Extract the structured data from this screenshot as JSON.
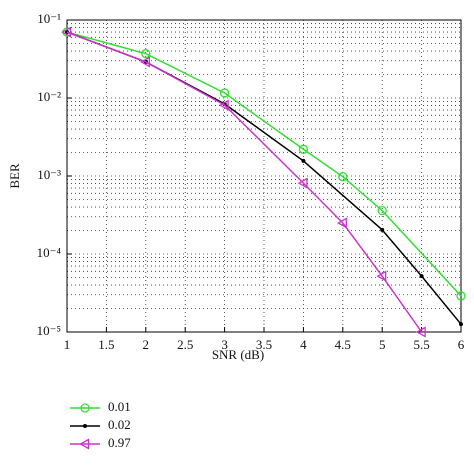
{
  "chart_data": {
    "type": "line",
    "xlabel": "SNR (dB)",
    "ylabel": "BER",
    "xlim": [
      1,
      6
    ],
    "xticks": [
      1,
      1.5,
      2,
      2.5,
      3,
      3.5,
      4,
      4.5,
      5,
      5.5,
      6
    ],
    "ylim": [
      1e-05,
      0.1
    ],
    "ylog": true,
    "yticks": [
      {
        "value": 0.1,
        "label": "10⁻¹"
      },
      {
        "value": 0.01,
        "label": "10⁻²"
      },
      {
        "value": 0.001,
        "label": "10⁻³"
      },
      {
        "value": 0.0001,
        "label": "10⁻⁴"
      },
      {
        "value": 1e-05,
        "label": "10⁻⁵"
      }
    ],
    "grid": true,
    "series": [
      {
        "name": "0.01",
        "color": "#33dd33",
        "marker": "circle",
        "x": [
          1,
          2,
          3,
          4,
          4.5,
          5,
          6
        ],
        "values": [
          0.07,
          0.037,
          0.0116,
          0.0022,
          0.00098,
          0.00036,
          2.9e-05
        ]
      },
      {
        "name": "0.02",
        "color": "#000000",
        "marker": "dot",
        "x": [
          1,
          2,
          3,
          4,
          5,
          5.5,
          6
        ],
        "values": [
          0.07,
          0.029,
          0.0084,
          0.00156,
          0.000204,
          5.2e-05,
          1.26e-05
        ]
      },
      {
        "name": "0.97",
        "color": "#cc33cc",
        "marker": "triangle-left",
        "x": [
          1,
          2,
          3,
          4,
          4.5,
          5,
          5.5
        ],
        "values": [
          0.07,
          0.029,
          0.0081,
          0.00081,
          0.00025,
          5.2e-05,
          1e-05
        ]
      }
    ]
  }
}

────────────────

* AIM OF THE EXERCISE
Retype the records exactly. Any image in them should not appear in what you write.

* SOLUTION FOR THIS EXERCISE
Extract the structured data from this screenshot as JSON.
{
  "chart_data": {
    "type": "line",
    "xlabel": "SNR (dB)",
    "ylabel": "BER",
    "xlim": [
      1,
      6
    ],
    "xticks": [
      1,
      1.5,
      2,
      2.5,
      3,
      3.5,
      4,
      4.5,
      5,
      5.5,
      6
    ],
    "ylim": [
      1e-05,
      0.1
    ],
    "ylog": true,
    "yticks": [
      {
        "value": 0.1,
        "label": "10⁻¹"
      },
      {
        "value": 0.01,
        "label": "10⁻²"
      },
      {
        "value": 0.001,
        "label": "10⁻³"
      },
      {
        "value": 0.0001,
        "label": "10⁻⁴"
      },
      {
        "value": 1e-05,
        "label": "10⁻⁵"
      }
    ],
    "grid": true,
    "series": [
      {
        "name": "0.01",
        "color": "#33dd33",
        "marker": "circle",
        "x": [
          1,
          2,
          3,
          4,
          4.5,
          5,
          6
        ],
        "values": [
          0.07,
          0.037,
          0.0116,
          0.0022,
          0.00098,
          0.00036,
          2.9e-05
        ]
      },
      {
        "name": "0.02",
        "color": "#000000",
        "marker": "dot",
        "x": [
          1,
          2,
          3,
          4,
          5,
          5.5,
          6
        ],
        "values": [
          0.07,
          0.029,
          0.0084,
          0.00156,
          0.000204,
          5.2e-05,
          1.26e-05
        ]
      },
      {
        "name": "0.97",
        "color": "#cc33cc",
        "marker": "triangle-left",
        "x": [
          1,
          2,
          3,
          4,
          4.5,
          5,
          5.5
        ],
        "values": [
          0.07,
          0.029,
          0.0081,
          0.00081,
          0.00025,
          5.2e-05,
          1e-05
        ]
      }
    ]
  }
}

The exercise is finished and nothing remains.